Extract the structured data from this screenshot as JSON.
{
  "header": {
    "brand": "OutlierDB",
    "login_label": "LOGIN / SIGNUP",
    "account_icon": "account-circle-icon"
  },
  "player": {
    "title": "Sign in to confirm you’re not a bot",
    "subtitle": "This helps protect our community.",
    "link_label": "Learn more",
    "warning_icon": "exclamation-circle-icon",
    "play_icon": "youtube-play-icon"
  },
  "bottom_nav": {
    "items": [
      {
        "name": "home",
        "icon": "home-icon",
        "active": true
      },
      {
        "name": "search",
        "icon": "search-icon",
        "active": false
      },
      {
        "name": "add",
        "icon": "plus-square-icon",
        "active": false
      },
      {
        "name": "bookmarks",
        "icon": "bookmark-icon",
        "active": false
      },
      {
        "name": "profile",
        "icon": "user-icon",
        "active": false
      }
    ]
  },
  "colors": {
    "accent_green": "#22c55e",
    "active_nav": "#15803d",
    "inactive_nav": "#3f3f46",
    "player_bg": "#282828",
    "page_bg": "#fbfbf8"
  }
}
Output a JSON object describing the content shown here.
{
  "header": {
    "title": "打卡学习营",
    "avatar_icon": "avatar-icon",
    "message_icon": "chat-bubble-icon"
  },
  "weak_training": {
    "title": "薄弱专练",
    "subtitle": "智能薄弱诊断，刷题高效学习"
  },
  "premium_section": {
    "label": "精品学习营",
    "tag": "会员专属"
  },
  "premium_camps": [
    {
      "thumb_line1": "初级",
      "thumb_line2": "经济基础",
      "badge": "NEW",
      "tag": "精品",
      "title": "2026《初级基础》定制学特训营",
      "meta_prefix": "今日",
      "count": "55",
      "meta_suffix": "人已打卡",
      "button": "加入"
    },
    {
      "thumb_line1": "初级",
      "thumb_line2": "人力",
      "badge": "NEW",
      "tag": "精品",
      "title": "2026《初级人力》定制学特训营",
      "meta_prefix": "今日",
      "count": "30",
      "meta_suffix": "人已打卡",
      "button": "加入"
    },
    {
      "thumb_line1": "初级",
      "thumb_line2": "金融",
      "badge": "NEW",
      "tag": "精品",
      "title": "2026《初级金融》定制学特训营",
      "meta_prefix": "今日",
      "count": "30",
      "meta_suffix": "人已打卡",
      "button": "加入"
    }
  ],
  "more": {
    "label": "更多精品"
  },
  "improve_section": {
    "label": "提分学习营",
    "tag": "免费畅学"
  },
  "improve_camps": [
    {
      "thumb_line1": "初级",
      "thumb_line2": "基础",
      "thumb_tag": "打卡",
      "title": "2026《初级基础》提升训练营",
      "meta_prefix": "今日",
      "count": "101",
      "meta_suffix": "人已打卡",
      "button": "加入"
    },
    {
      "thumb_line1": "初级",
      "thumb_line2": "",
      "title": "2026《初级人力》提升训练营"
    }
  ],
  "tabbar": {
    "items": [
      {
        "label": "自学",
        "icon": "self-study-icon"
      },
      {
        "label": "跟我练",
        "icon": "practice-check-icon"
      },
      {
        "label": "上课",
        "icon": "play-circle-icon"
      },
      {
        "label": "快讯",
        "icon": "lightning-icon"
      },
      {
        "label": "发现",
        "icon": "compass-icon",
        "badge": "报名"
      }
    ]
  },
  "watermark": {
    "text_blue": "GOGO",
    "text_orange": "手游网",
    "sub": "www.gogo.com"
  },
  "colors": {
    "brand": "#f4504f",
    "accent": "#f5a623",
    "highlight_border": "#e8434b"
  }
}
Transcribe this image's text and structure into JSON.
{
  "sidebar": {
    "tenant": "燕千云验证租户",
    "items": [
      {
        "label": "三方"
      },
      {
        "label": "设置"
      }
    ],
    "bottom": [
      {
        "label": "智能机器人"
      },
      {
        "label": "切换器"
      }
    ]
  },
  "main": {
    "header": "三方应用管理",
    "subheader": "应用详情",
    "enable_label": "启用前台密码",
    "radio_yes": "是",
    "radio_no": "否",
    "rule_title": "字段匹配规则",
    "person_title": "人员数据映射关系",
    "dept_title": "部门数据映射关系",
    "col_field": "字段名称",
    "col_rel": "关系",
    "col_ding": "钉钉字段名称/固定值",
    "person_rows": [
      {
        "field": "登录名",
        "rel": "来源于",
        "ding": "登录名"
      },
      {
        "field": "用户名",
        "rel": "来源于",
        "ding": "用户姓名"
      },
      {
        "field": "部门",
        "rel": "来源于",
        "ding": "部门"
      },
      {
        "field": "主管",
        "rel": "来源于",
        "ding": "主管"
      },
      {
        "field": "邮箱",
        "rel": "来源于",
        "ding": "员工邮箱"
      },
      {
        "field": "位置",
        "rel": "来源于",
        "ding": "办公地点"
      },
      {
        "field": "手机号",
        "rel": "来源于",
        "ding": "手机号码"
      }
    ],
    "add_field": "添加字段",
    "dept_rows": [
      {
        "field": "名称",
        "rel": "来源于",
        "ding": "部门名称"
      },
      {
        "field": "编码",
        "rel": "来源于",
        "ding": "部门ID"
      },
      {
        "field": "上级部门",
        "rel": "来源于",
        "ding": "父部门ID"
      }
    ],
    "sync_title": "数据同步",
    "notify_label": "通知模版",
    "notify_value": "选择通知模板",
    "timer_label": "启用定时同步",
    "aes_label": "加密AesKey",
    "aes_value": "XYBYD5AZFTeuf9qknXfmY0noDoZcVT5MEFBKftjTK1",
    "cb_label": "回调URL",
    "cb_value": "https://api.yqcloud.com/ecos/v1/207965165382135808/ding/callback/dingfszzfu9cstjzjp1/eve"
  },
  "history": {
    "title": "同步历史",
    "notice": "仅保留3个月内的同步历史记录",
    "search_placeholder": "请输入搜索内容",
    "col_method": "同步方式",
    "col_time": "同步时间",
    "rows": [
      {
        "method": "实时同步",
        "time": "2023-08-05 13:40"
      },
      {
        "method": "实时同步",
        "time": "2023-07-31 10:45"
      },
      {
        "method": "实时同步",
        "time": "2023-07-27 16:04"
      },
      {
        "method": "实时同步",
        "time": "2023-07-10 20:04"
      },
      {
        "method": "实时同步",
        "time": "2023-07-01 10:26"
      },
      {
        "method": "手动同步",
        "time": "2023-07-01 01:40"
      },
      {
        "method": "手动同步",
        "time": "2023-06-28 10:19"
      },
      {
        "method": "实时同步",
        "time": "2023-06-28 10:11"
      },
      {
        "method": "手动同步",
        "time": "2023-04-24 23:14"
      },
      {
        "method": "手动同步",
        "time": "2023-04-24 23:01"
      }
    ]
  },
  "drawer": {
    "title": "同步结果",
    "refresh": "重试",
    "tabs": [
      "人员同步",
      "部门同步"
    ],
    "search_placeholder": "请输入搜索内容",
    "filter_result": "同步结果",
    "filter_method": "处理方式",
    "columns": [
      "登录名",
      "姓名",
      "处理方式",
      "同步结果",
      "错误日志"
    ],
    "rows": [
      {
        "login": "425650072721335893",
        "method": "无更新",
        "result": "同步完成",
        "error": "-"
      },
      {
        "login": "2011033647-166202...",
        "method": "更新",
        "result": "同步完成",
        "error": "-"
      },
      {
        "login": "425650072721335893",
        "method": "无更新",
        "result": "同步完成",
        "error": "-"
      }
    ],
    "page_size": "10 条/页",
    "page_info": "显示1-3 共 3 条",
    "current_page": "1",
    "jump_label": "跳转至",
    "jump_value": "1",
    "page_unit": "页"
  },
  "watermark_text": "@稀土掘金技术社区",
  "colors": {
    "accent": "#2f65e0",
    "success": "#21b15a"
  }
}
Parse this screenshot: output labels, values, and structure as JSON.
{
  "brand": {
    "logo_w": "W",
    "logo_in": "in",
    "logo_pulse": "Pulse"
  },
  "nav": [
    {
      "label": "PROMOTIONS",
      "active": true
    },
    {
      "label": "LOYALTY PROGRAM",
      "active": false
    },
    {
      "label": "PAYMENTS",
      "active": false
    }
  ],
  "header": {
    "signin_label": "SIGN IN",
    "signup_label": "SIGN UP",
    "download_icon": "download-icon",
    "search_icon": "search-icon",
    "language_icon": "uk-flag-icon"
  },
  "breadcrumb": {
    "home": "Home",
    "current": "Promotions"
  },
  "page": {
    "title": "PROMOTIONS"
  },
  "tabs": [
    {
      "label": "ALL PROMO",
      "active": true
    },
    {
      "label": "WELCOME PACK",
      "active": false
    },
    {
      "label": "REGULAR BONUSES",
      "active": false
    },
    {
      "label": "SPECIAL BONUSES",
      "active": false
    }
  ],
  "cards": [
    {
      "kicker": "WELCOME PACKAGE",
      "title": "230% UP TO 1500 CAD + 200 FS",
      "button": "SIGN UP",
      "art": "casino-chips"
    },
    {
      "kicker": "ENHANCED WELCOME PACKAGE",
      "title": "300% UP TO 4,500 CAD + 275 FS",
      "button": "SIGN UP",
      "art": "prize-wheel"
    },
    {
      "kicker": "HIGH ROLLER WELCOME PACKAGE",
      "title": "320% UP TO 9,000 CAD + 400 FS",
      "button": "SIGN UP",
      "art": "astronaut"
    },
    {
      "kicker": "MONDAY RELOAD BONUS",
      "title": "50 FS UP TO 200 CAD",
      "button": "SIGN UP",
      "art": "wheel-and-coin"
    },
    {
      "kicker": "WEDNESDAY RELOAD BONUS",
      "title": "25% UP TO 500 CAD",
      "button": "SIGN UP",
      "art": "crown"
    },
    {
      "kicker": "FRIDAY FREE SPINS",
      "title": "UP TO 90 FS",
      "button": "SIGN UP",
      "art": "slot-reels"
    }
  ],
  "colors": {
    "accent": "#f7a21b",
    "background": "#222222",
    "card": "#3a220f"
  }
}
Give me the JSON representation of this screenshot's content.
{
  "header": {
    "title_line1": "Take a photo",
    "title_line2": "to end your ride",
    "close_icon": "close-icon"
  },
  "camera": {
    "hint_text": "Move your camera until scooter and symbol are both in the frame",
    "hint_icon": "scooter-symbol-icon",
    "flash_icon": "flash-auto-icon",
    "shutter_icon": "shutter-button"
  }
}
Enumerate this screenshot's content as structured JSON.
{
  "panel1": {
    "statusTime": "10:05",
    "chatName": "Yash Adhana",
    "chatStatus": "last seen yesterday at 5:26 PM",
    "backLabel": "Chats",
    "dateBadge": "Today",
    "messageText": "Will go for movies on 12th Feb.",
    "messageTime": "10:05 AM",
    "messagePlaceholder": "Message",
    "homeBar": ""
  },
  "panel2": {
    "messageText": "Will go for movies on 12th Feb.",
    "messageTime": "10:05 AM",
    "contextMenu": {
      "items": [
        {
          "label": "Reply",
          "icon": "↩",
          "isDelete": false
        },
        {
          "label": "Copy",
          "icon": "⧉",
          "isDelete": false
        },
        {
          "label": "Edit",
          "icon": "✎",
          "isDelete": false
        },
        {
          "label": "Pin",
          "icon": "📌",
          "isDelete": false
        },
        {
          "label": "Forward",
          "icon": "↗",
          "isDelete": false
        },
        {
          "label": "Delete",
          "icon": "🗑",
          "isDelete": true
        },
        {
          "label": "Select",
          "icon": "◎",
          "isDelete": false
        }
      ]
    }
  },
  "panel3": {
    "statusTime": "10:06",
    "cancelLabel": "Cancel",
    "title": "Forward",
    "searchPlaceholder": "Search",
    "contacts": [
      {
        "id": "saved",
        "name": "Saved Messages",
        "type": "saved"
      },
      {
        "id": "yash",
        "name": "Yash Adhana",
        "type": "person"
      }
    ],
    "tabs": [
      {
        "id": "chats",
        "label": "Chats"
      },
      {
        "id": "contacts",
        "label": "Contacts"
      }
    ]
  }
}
━━━
Show the lines of the data that hold the word "JSON".

Extract the structured data from this screenshot as JSON.
Output a JSON object describing the content shown here.
Transcribe this image's text and structure into JSON.
Parse this screenshot: output labels, values, and structure as JSON.
Give me the JSON representation of this screenshot's content.
Enumerate this screenshot's content as structured JSON.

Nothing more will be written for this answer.